Anders als in den gesetzlich geregelten Fallgruppen des § 13 Abs. 2 Nr. 1 bis 3 BetrVG geht es vorliegend nicht um ein "einstweiliges" Verbleiben des Betriebsrats in seinem Amt zur Wahrnehmung der Kontinuität der betriebsverfassungsrechtlichen Interessenvertretung im Betrieb, sondern darum, ob ein vor der Unternehmensaufspaltung für einen damals bestandenen Betrieb gewählter Betriebsrat nach der Unternehmensaufspaltung vorübergehend betriebsverfassungsrechtliche Aufgaben in einem anderen betriebsratsfähigen Betrieb eines anderen Unternehmensträgers hinsichtlich eines solchen Arbeitnehmers wahrnehmen darf, der zur Belegschaft des mit der Unternehmensaufspaltung neu entstandenen Betriebes gehört. Auf einen derartigen Sachverhalt kann § 22 BetrVG nicht entsprechend angewendet werden (a.A. Blank/Blanke/Klebe/Kümpel/Wendeling-Schröder/Wolter, Arbeitnehmerschutz bei Betriebsaufspaltung und Unternehmensteilung, 2. Aufl., S. 160; Metzke, AuR 1986, 78). Der in dieser Vorschrift enthaltene Grundgedanke der Kontinuität der betriebsverfassungsrechtlichen Interessenvertretung besagt, daß der Betriebsrat in den gesetzlich geregelten Fallgruppen des § 13 Abs. 2 Nr. 1 bis 3 BetrVG in den Grenzen der Einheit des Betriebs für einen vorübergehenden Zeitraum (bis zur Wahl eines neuen Betriebsrates) die ihm zustehenden betriebsverfassungsrechtlichen Aufgaben wahrnehmen soll. Es geht hier also immer nur um eine zeitliche, nicht aber um eine gegenständliche Ausdehnung des Mandats des Betriebsrats. Eine Ausdehnung betriebsverfassungsrechtlicher Interessenvertretung dergestalt, daß der Betriebsrat Arbeitnehmer eines anderen Betriebs vertritt und die ihm kraft Amtes obliegenden Aufgaben und Rechte gegenüber einem anderen Arbeitgeber wahrnimmt, kommt allein schon deshalb nicht in Betracht, weil die betriebsverfassungsrechtliche Interessenvertretung durch den Betriebsrat die Identität des Betriebs voraussetzt, für den der Betriebsrat gewählt ist.

» Aufgabe 1: Warum darf ein Betriebsrat nach dem Lesetext keine Arbeitnehmer eines anderen Betriebs vertreten und seine Aufgaben und Rechte nicht gegenüber einem anderen Arbeitgeber wahrnehmen? Antworten Sie in ein bis drei Sätzen.
» Aufgabe 2: Tauschen Sie in den Einträgen zwischen der Zeile mit „error-bar (594, 232, 607, 342)“ und der Zeile mit „error-bar (429, 285, 442, 378)“, beide eingeschlossen, „legend-swatch“ gegen „legend-marker“ aus. Geben Sie nur diese Zeilen aus und lassen Sie alles andere darin unverändert.
Lesetext und Einträge sind voneinander unabhängiges Material.

» Bereitgestellte Einträge:
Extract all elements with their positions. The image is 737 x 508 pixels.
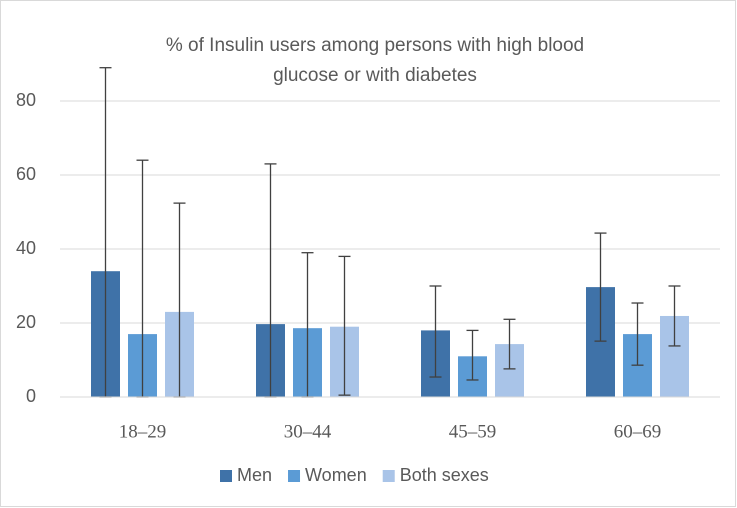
error-bar (594, 232, 607, 342)
error-bar (503, 318, 516, 370)
legend-swatch (220, 470, 232, 482)
x-tick-label: 60–69 (614, 421, 662, 442)
x-tick-label: 45–59 (449, 421, 497, 442)
legend-label: Women (305, 465, 367, 485)
y-tick-label: 0 (26, 386, 36, 406)
legend-swatch (382, 470, 395, 482)
y-tick-label: 40 (16, 238, 36, 258)
y-tick-label: 80 (16, 90, 36, 110)
error-bar (338, 255, 351, 396)
error-bar (429, 285, 442, 378)
chart-title: % of Insulin users among persons with hi… (166, 35, 584, 56)
x-tick-label: 18–29 (119, 421, 167, 442)
y-tick-label: 60 (16, 164, 36, 184)
chart-title: glucose or with diabetes (273, 65, 477, 86)
error-bar (631, 302, 644, 366)
error-bar (668, 285, 681, 347)
legend-label: Both sexes (400, 465, 489, 485)
error-bar (466, 329, 479, 381)
legend-label: Men (237, 465, 272, 485)
legend-swatch (288, 470, 301, 482)
x-tick-label: 30–44 (284, 421, 332, 442)
y-tick-label: 20 (16, 312, 36, 332)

» Vollständige Antwort 1: Eine solche Ausdehnung scheidet aus, weil die betriebsverfassungsrechtliche Interessenvertretung durch den Betriebsrat die Identität des Betriebs voraussetzt, für den der Betriebsrat gewählt ist. Der Kontinuitätsgedanke erlaubt nur eine zeitliche, nicht aber eine gegenständliche Ausdehnung des Mandats.

» Vollständige Antwort 2:
error-bar (594, 232, 607, 342)
error-bar (503, 318, 516, 370)
legend-marker (220, 470, 232, 482)
x-tick-label: 60–69 (614, 421, 662, 442)
x-tick-label: 45–59 (449, 421, 497, 442)
legend-label: Women (305, 465, 367, 485)
y-tick-label: 0 (26, 386, 36, 406)
legend-marker (382, 470, 395, 482)
y-tick-label: 40 (16, 238, 36, 258)
y-tick-label: 80 (16, 90, 36, 110)
error-bar (338, 255, 351, 396)
error-bar (429, 285, 442, 378)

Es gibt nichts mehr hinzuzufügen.